Write out the material exactly, without any of its pictures.

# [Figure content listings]
+===+

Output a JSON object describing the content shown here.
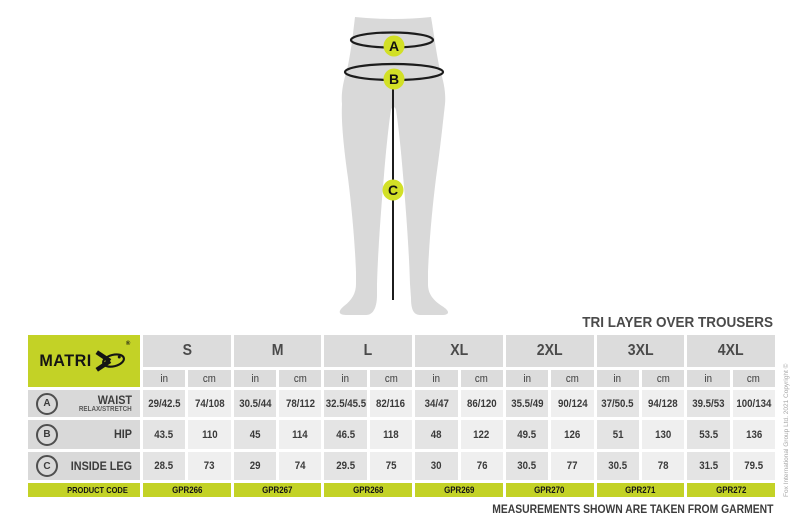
{
  "title": "TRI LAYER OVER TROUSERS",
  "footnote": "MEASUREMENTS SHOWN ARE TAKEN FROM GARMENT",
  "copyright": "Fox International Group Ltd. 2021 Copyright ©",
  "brand": {
    "name": "MATRIX",
    "wordmark_prefix": "MATRI",
    "registered": "®"
  },
  "diagram": {
    "description": "trousers silhouette with measurement points",
    "markers": [
      {
        "id": "A",
        "label": "A",
        "measures": "waist"
      },
      {
        "id": "B",
        "label": "B",
        "measures": "hip"
      },
      {
        "id": "C",
        "label": "C",
        "measures": "inside leg"
      }
    ]
  },
  "colors": {
    "accent_lime": "#c3d226",
    "marker_lime": "#d2e026",
    "silhouette_gray": "#d9d9d9",
    "header_gray": "#dcdcdc",
    "label_gray": "#d9d9d9",
    "in_cell": "#e4e4e4",
    "cm_cell": "#efefef",
    "text_dark": "#3c3c3c"
  },
  "table": {
    "sizes": [
      "S",
      "M",
      "L",
      "XL",
      "2XL",
      "3XL",
      "4XL"
    ],
    "units": [
      "in",
      "cm"
    ],
    "rows": [
      {
        "marker": "A",
        "label": "WAIST",
        "sublabel": "RELAX/STRETCH",
        "values_in": [
          "29/42.5",
          "30.5/44",
          "32.5/45.5",
          "34/47",
          "35.5/49",
          "37/50.5",
          "39.5/53"
        ],
        "values_cm": [
          "74/108",
          "78/112",
          "82/116",
          "86/120",
          "90/124",
          "94/128",
          "100/134"
        ]
      },
      {
        "marker": "B",
        "label": "HIP",
        "sublabel": "",
        "values_in": [
          "43.5",
          "45",
          "46.5",
          "48",
          "49.5",
          "51",
          "53.5"
        ],
        "values_cm": [
          "110",
          "114",
          "118",
          "122",
          "126",
          "130",
          "136"
        ]
      },
      {
        "marker": "C",
        "label": "INSIDE LEG",
        "sublabel": "",
        "values_in": [
          "28.5",
          "29",
          "29.5",
          "30",
          "30.5",
          "30.5",
          "31.5"
        ],
        "values_cm": [
          "73",
          "74",
          "75",
          "76",
          "77",
          "78",
          "79.5"
        ]
      }
    ],
    "product_code_label": "PRODUCT CODE",
    "product_codes": [
      "GPR266",
      "GPR267",
      "GPR268",
      "GPR269",
      "GPR270",
      "GPR271",
      "GPR272"
    ]
  }
}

+===+

# [RESULT]
Output a JSON object describing the content shown here.
{
  "title": "TRI LAYER OVER TROUSERS",
  "footnote": "MEASUREMENTS SHOWN ARE TAKEN FROM GARMENT",
  "copyright": "Fox International Group Ltd. 2021 Copyright ©",
  "brand": {
    "name": "MATRIX",
    "wordmark_prefix": "MATRI",
    "registered": "®"
  },
  "diagram": {
    "description": "trousers silhouette with measurement points",
    "markers": [
      {
        "id": "A",
        "label": "A",
        "measures": "waist"
      },
      {
        "id": "B",
        "label": "B",
        "measures": "hip"
      },
      {
        "id": "C",
        "label": "C",
        "measures": "inside leg"
      }
    ]
  },
  "colors": {
    "accent_lime": "#c3d226",
    "marker_lime": "#d2e026",
    "silhouette_gray": "#d9d9d9",
    "header_gray": "#dcdcdc",
    "label_gray": "#d9d9d9",
    "in_cell": "#e4e4e4",
    "cm_cell": "#efefef",
    "text_dark": "#3c3c3c"
  },
  "table": {
    "sizes": [
      "S",
      "M",
      "L",
      "XL",
      "2XL",
      "3XL",
      "4XL"
    ],
    "units": [
      "in",
      "cm"
    ],
    "rows": [
      {
        "marker": "A",
        "label": "WAIST",
        "sublabel": "RELAX/STRETCH",
        "values_in": [
          "29/42.5",
          "30.5/44",
          "32.5/45.5",
          "34/47",
          "35.5/49",
          "37/50.5",
          "39.5/53"
        ],
        "values_cm": [
          "74/108",
          "78/112",
          "82/116",
          "86/120",
          "90/124",
          "94/128",
          "100/134"
        ]
      },
      {
        "marker": "B",
        "label": "HIP",
        "sublabel": "",
        "values_in": [
          "43.5",
          "45",
          "46.5",
          "48",
          "49.5",
          "51",
          "53.5"
        ],
        "values_cm": [
          "110",
          "114",
          "118",
          "122",
          "126",
          "130",
          "136"
        ]
      },
      {
        "marker": "C",
        "label": "INSIDE LEG",
        "sublabel": "",
        "values_in": [
          "28.5",
          "29",
          "29.5",
          "30",
          "30.5",
          "30.5",
          "31.5"
        ],
        "values_cm": [
          "73",
          "74",
          "75",
          "76",
          "77",
          "78",
          "79.5"
        ]
      }
    ],
    "product_code_label": "PRODUCT CODE",
    "product_codes": [
      "GPR266",
      "GPR267",
      "GPR268",
      "GPR269",
      "GPR270",
      "GPR271",
      "GPR272"
    ]
  }
}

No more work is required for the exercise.